Exercise: Your task is to repeat the entries exactly. Leave the pictures out.

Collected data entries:

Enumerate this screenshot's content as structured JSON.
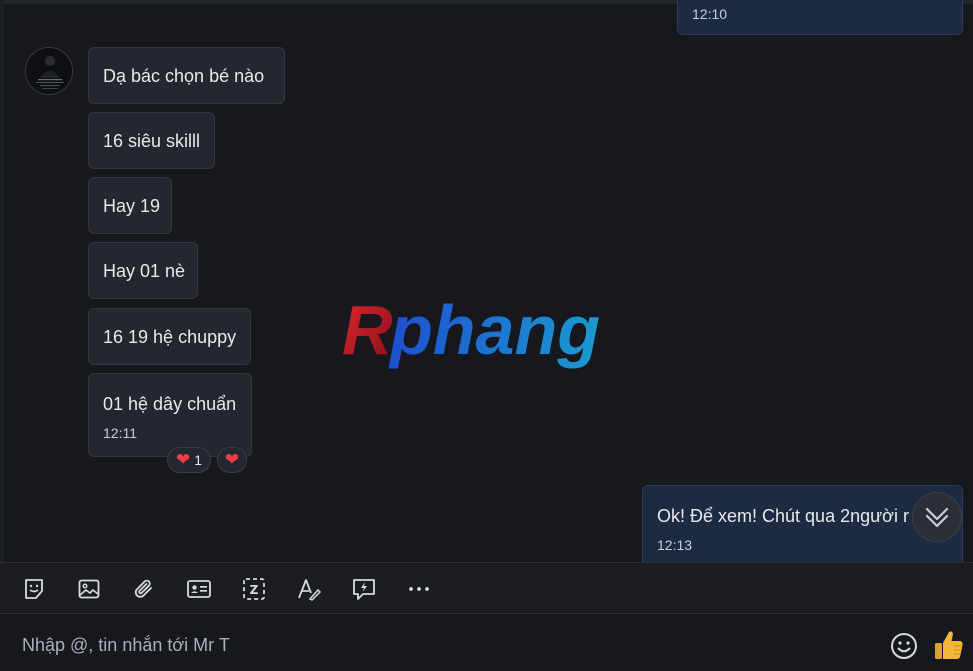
{
  "chat": {
    "prev_outgoing_time": "12:10",
    "incoming": [
      {
        "text": "Dạ bác chọn bé nào"
      },
      {
        "text": "16 siêu skilll"
      },
      {
        "text": "Hay 19"
      },
      {
        "text": "Hay 01 nè"
      },
      {
        "text": "16 19 hệ chuppy"
      },
      {
        "text": "01 hệ dây chuẩn",
        "time": "12:11"
      }
    ],
    "reactions": {
      "heart_count": "1",
      "heart_icon": "heart-icon"
    },
    "outgoing_last": {
      "text": "Ok! Để xem! Chút qua 2người r",
      "time": "12:13"
    },
    "watermark": "Rphang"
  },
  "toolbar": {
    "icons": [
      "sticker-icon",
      "image-icon",
      "attachment-icon",
      "contact-card-icon",
      "screenshot-icon",
      "text-format-icon",
      "quick-message-icon",
      "more-icon"
    ]
  },
  "composer": {
    "placeholder": "Nhập @, tin nhắn tới Mr T",
    "emoji_icon": "emoji-icon",
    "like_icon": "thumbs-up-icon"
  },
  "colors": {
    "background": "#16181d",
    "bubble_in": "#24272d",
    "bubble_out": "#1c2b42",
    "heart": "#ef3b4b",
    "like": "#f5b73a"
  }
}
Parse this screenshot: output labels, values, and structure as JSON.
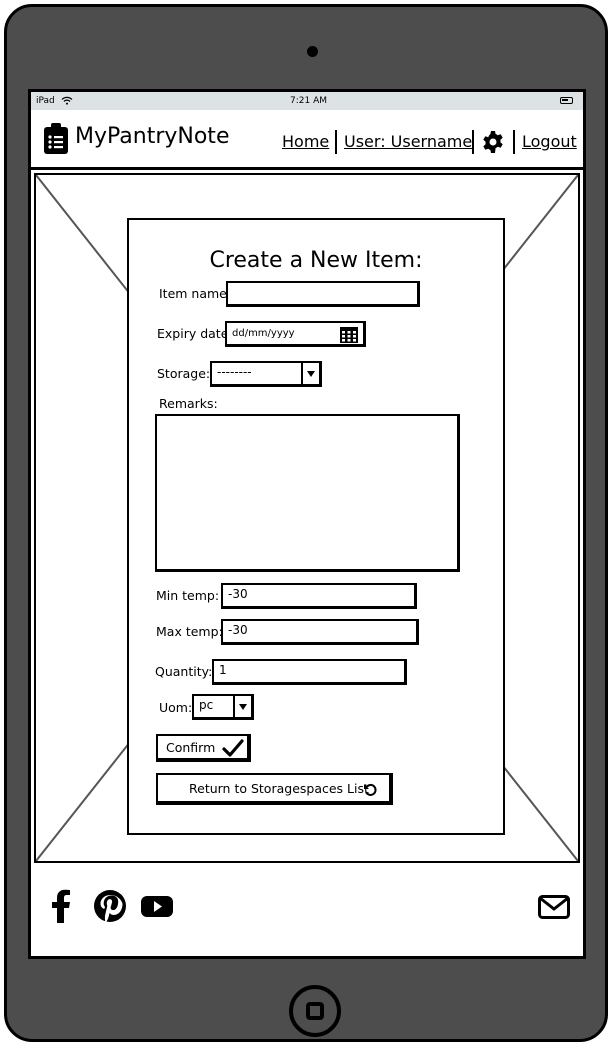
{
  "status": {
    "device": "iPad",
    "time": "7:21 AM"
  },
  "nav": {
    "brand": "MyPantryNote",
    "home": "Home",
    "user": "User: Username",
    "logout": "Logout"
  },
  "form": {
    "title": "Create a New Item:",
    "item_name_label": "Item name:",
    "item_name_value": "",
    "expiry_label": "Expiry date:",
    "expiry_placeholder": "dd/mm/yyyy",
    "storage_label": "Storage:",
    "storage_value": "--------",
    "remarks_label": "Remarks:",
    "remarks_value": "",
    "min_temp_label": "Min temp:",
    "min_temp_value": "-30",
    "max_temp_label": "Max temp:",
    "max_temp_value": "-30",
    "quantity_label": "Quantity:",
    "quantity_value": "1",
    "uom_label": "Uom:",
    "uom_value": "pc",
    "confirm_label": "Confirm",
    "return_label": "Return to Storagespaces List"
  },
  "footer": {
    "icons": [
      "facebook-icon",
      "pinterest-icon",
      "youtube-icon",
      "mail-icon"
    ]
  }
}
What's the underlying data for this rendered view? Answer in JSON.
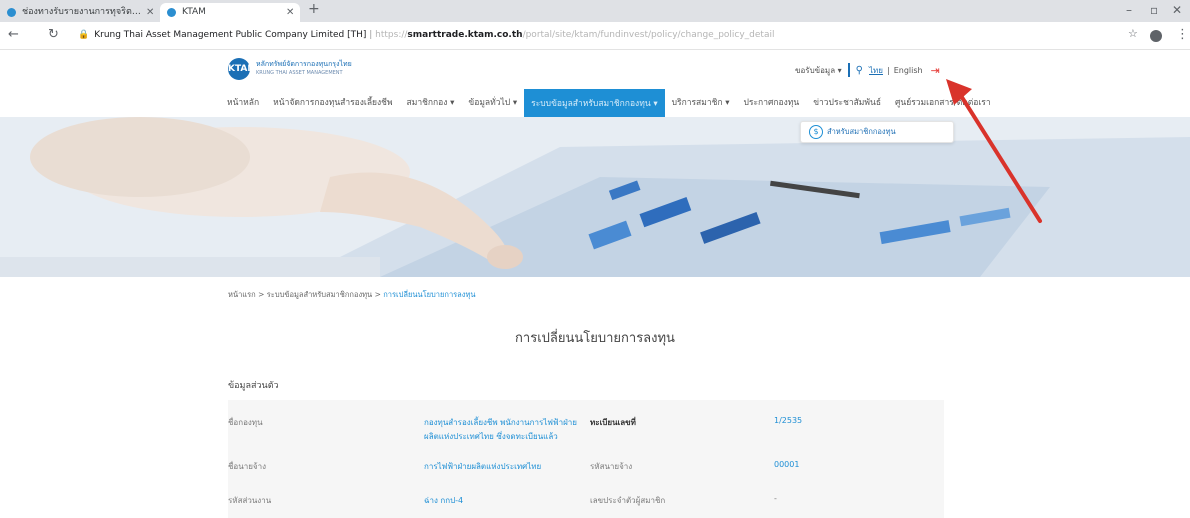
{
  "browser": {
    "tabs": [
      {
        "title": "ช่องทางรับรายงานการทุจริต…"
      },
      {
        "title": "KTAM"
      }
    ],
    "url": {
      "prefix": "Krung Thai Asset Management Public Company Limited [TH]",
      "scheme": "https://",
      "domain": "smarttrade.ktam.co.th",
      "path": "/portal/site/ktam/fundinvest/policy/change_policy_detail"
    }
  },
  "site": {
    "logo": {
      "mark": "KTAM",
      "line1": "หลักทรัพย์จัดการกองทุนกรุงไทย",
      "line2": "KRUNG THAI ASSET MANAGEMENT"
    },
    "topright": {
      "contact": "ขอรับข้อมูล",
      "lang_th": "ไทย",
      "lang_sep": "|",
      "lang_en": "English"
    },
    "nav": [
      "หน้าหลัก",
      "หน้าจัดการกองทุนสำรองเลี้ยงชีพ",
      "สมาชิกกอง",
      "ข้อมูลทั่วไป",
      "ระบบข้อมูลสำหรับสมาชิกกองทุน",
      "บริการสมาชิก",
      "ประกาศกองทุน",
      "ข่าวประชาสัมพันธ์",
      "ศูนย์รวมเอกสาร/ติดต่อเรา"
    ],
    "submenu_item": "สำหรับสมาชิกกองทุน"
  },
  "breadcrumb": {
    "home": "หน้าแรก",
    "sep": ">",
    "level2": "ระบบข้อมูลสำหรับสมาชิกกองทุน",
    "current": "การเปลี่ยนนโยบายการลงทุน"
  },
  "page": {
    "title": "การเปลี่ยนนโยบายการลงทุน",
    "section": "ข้อมูลส่วนตัว",
    "rows": [
      {
        "label": "ชื่อกองทุน",
        "value_line1": "กองทุนสำรองเลี้ยงชีพ พนักงานการไฟฟ้าฝ่าย",
        "value_line2": "ผลิตแห่งประเทศไทย ซึ่งจดทะเบียนแล้ว",
        "label2": "ทะเบียนเลขที่",
        "value2": "1/2535"
      },
      {
        "label": "ชื่อนายจ้าง",
        "value_line1": "การไฟฟ้าฝ่ายผลิตแห่งประเทศไทย",
        "label2": "รหัสนายจ้าง",
        "value2": "00001"
      },
      {
        "label": "รหัสส่วนงาน",
        "value_line1": "ฉ่าง กกป-4",
        "label2": "เลขประจำตัวผู้สมาชิก",
        "value2": "-"
      }
    ]
  }
}
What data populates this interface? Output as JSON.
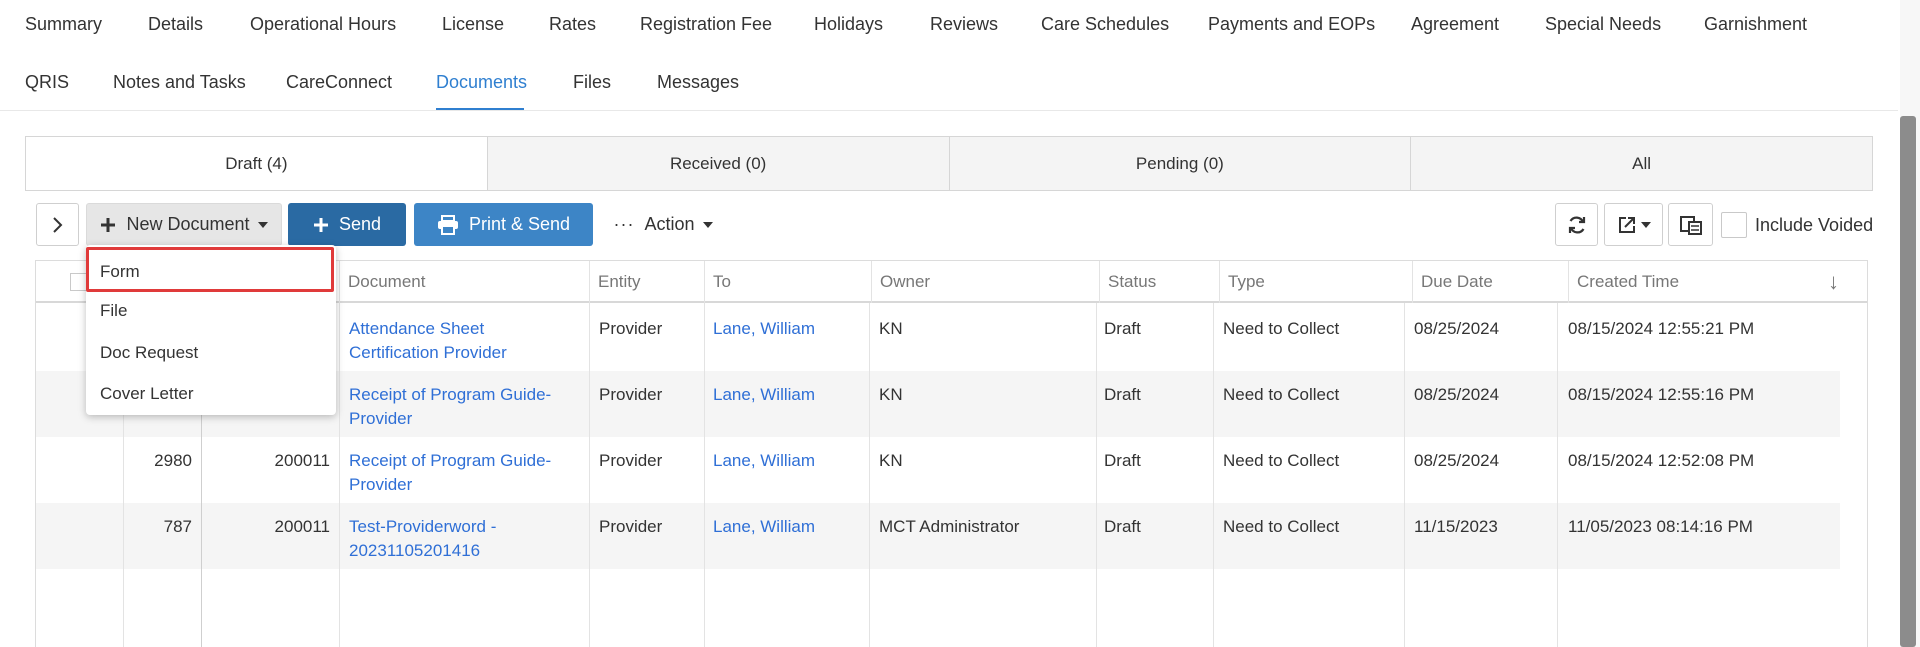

Written solution:
Enumerate this screenshot's content as structured JSON.
{
  "chat": {
    "prev_outgoing_time": "12:10",
    "incoming": [
      {
        "text": "Dạ bác chọn bé nào"
      },
      {
        "text": "16 siêu skilll"
      },
      {
        "text": "Hay 19"
      },
      {
        "text": "Hay 01 nè"
      },
      {
        "text": "16 19 hệ chuppy"
      },
      {
        "text": "01 hệ dây chuẩn",
        "time": "12:11"
      }
    ],
    "reactions": {
      "heart_count": "1",
      "heart_icon": "heart-icon"
    },
    "outgoing_last": {
      "text": "Ok! Để xem! Chút qua 2người r",
      "time": "12:13"
    },
    "watermark": "Rphang"
  },
  "toolbar": {
    "icons": [
      "sticker-icon",
      "image-icon",
      "attachment-icon",
      "contact-card-icon",
      "screenshot-icon",
      "text-format-icon",
      "quick-message-icon",
      "more-icon"
    ]
  },
  "composer": {
    "placeholder": "Nhập @, tin nhắn tới Mr T",
    "emoji_icon": "emoji-icon",
    "like_icon": "thumbs-up-icon"
  },
  "colors": {
    "background": "#16181d",
    "bubble_in": "#24272d",
    "bubble_out": "#1c2b42",
    "heart": "#ef3b4b",
    "like": "#f5b73a"
  }
}
Parse this screenshot: output labels, values, and structure as JSON.
{
  "status": {
    "device": "iPad",
    "time": "7:21 AM"
  },
  "nav": {
    "brand": "MyPantryNote",
    "home": "Home",
    "user": "User: Username",
    "logout": "Logout"
  },
  "form": {
    "title": "Create a New Item:",
    "item_name_label": "Item name:",
    "item_name_value": "",
    "expiry_label": "Expiry date:",
    "expiry_placeholder": "dd/mm/yyyy",
    "storage_label": "Storage:",
    "storage_value": "--------",
    "remarks_label": "Remarks:",
    "remarks_value": "",
    "min_temp_label": "Min temp:",
    "min_temp_value": "-30",
    "max_temp_label": "Max temp:",
    "max_temp_value": "-30",
    "quantity_label": "Quantity:",
    "quantity_value": "1",
    "uom_label": "Uom:",
    "uom_value": "pc",
    "confirm_label": "Confirm",
    "return_label": "Return to Storagespaces List"
  },
  "footer": {
    "icons": [
      "facebook-icon",
      "pinterest-icon",
      "youtube-icon",
      "mail-icon"
    ]
  }
}
What's the underlying data for this rendered view? Answer in JSON.
{
  "browser": {
    "tabs": [
      {
        "title": "ช่องทางรับรายงานการทุจริต…"
      },
      {
        "title": "KTAM"
      }
    ],
    "url": {
      "prefix": "Krung Thai Asset Management Public Company Limited [TH]",
      "scheme": "https://",
      "domain": "smarttrade.ktam.co.th",
      "path": "/portal/site/ktam/fundinvest/policy/change_policy_detail"
    }
  },
  "site": {
    "logo": {
      "mark": "KTAM",
      "line1": "หลักทรัพย์จัดการกองทุนกรุงไทย",
      "line2": "KRUNG THAI ASSET MANAGEMENT"
    },
    "topright": {
      "contact": "ขอรับข้อมูล",
      "lang_th": "ไทย",
      "lang_sep": "|",
      "lang_en": "English"
    },
    "nav": [
      "หน้าหลัก",
      "หน้าจัดการกองทุนสำรองเลี้ยงชีพ",
      "สมาชิกกอง",
      "ข้อมูลทั่วไป",
      "ระบบข้อมูลสำหรับสมาชิกกองทุน",
      "บริการสมาชิก",
      "ประกาศกองทุน",
      "ข่าวประชาสัมพันธ์",
      "ศูนย์รวมเอกสาร/ติดต่อเรา"
    ],
    "submenu_item": "สำหรับสมาชิกกองทุน"
  },
  "breadcrumb": {
    "home": "หน้าแรก",
    "sep": ">",
    "level2": "ระบบข้อมูลสำหรับสมาชิกกองทุน",
    "current": "การเปลี่ยนนโยบายการลงทุน"
  },
  "page": {
    "title": "การเปลี่ยนนโยบายการลงทุน",
    "section": "ข้อมูลส่วนตัว",
    "rows": [
      {
        "label": "ชื่อกองทุน",
        "value_line1": "กองทุนสำรองเลี้ยงชีพ พนักงานการไฟฟ้าฝ่าย",
        "value_line2": "ผลิตแห่งประเทศไทย ซึ่งจดทะเบียนแล้ว",
        "label2": "ทะเบียนเลขที่",
        "value2": "1/2535"
      },
      {
        "label": "ชื่อนายจ้าง",
        "value_line1": "การไฟฟ้าฝ่ายผลิตแห่งประเทศไทย",
        "label2": "รหัสนายจ้าง",
        "value2": "00001"
      },
      {
        "label": "รหัสส่วนงาน",
        "value_line1": "ฉ่าง กกป-4",
        "label2": "เลขประจำตัวผู้สมาชิก",
        "value2": "-"
      }
    ]
  }
}
What data populates this interface? Output as JSON.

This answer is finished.